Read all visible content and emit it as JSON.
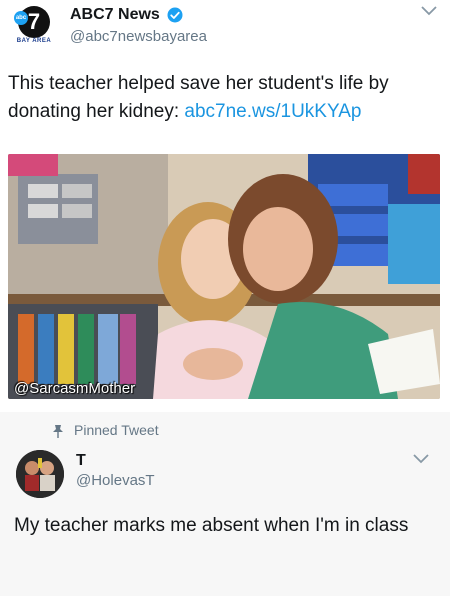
{
  "tweet": {
    "logo": {
      "number": "7",
      "mark": "abc",
      "subtitle": "BAY AREA"
    },
    "display_name": "ABC7 News",
    "handle": "@abc7newsbayarea",
    "text": "This teacher helped save her student's life by donating her kidney: ",
    "link": "abc7ne.ws/1UkKYAp",
    "photo_watermark": "@SarcasmMother",
    "verified_icon": "verified-badge-icon",
    "menu_icon": "chevron-down-icon",
    "colors": {
      "link": "#1b95e0",
      "verified": "#1da1f2",
      "muted": "#657786"
    }
  },
  "reply": {
    "pinned_label": "Pinned Tweet",
    "display_name": "T",
    "handle": "@HolevasT",
    "text": "My teacher marks me absent when I'm in class",
    "pin_icon": "pin-icon",
    "menu_icon": "chevron-down-icon"
  }
}
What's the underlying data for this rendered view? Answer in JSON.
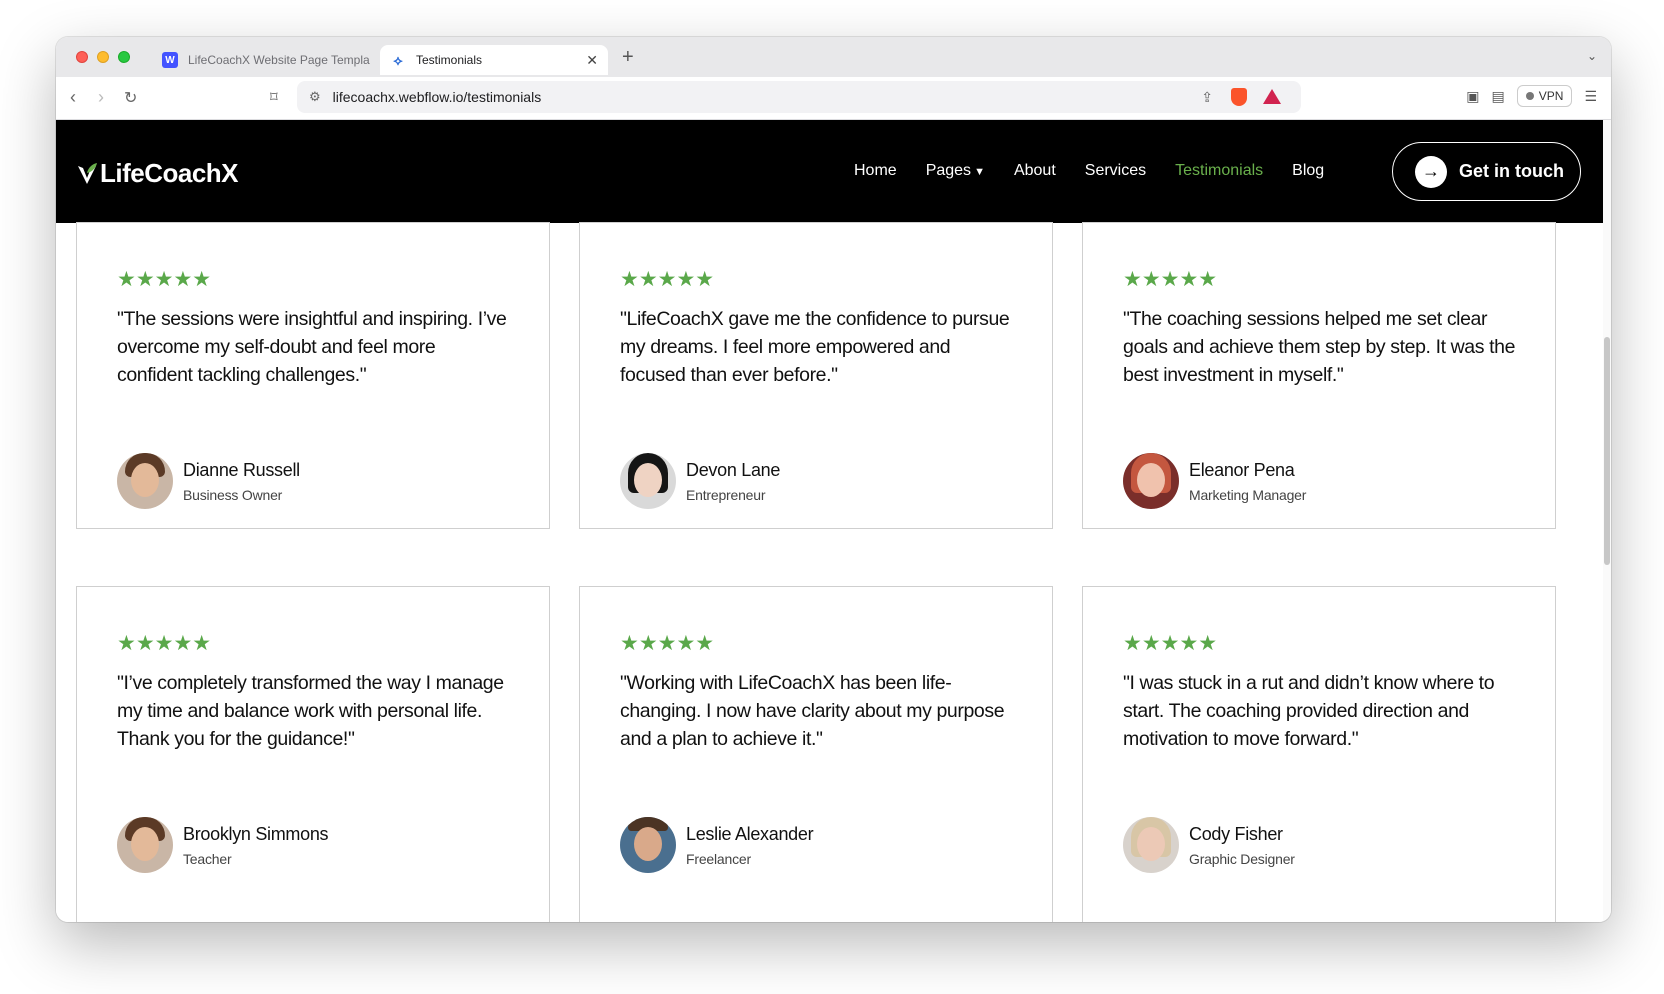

**Given exercise**
Reproduce every record word for word. The copy must contain no pictures.

**Task result**
Read all visible content and emit it as JSON.
{
  "tweet": {
    "logo": {
      "number": "7",
      "mark": "abc",
      "subtitle": "BAY AREA"
    },
    "display_name": "ABC7 News",
    "handle": "@abc7newsbayarea",
    "text": "This teacher helped save her student's life by donating her kidney: ",
    "link": "abc7ne.ws/1UkKYAp",
    "photo_watermark": "@SarcasmMother",
    "verified_icon": "verified-badge-icon",
    "menu_icon": "chevron-down-icon",
    "colors": {
      "link": "#1b95e0",
      "verified": "#1da1f2",
      "muted": "#657786"
    }
  },
  "reply": {
    "pinned_label": "Pinned Tweet",
    "display_name": "T",
    "handle": "@HolevasT",
    "text": "My teacher marks me absent when I'm in class",
    "pin_icon": "pin-icon",
    "menu_icon": "chevron-down-icon"
  }
}
What's the underlying data for this rendered view? Answer in JSON.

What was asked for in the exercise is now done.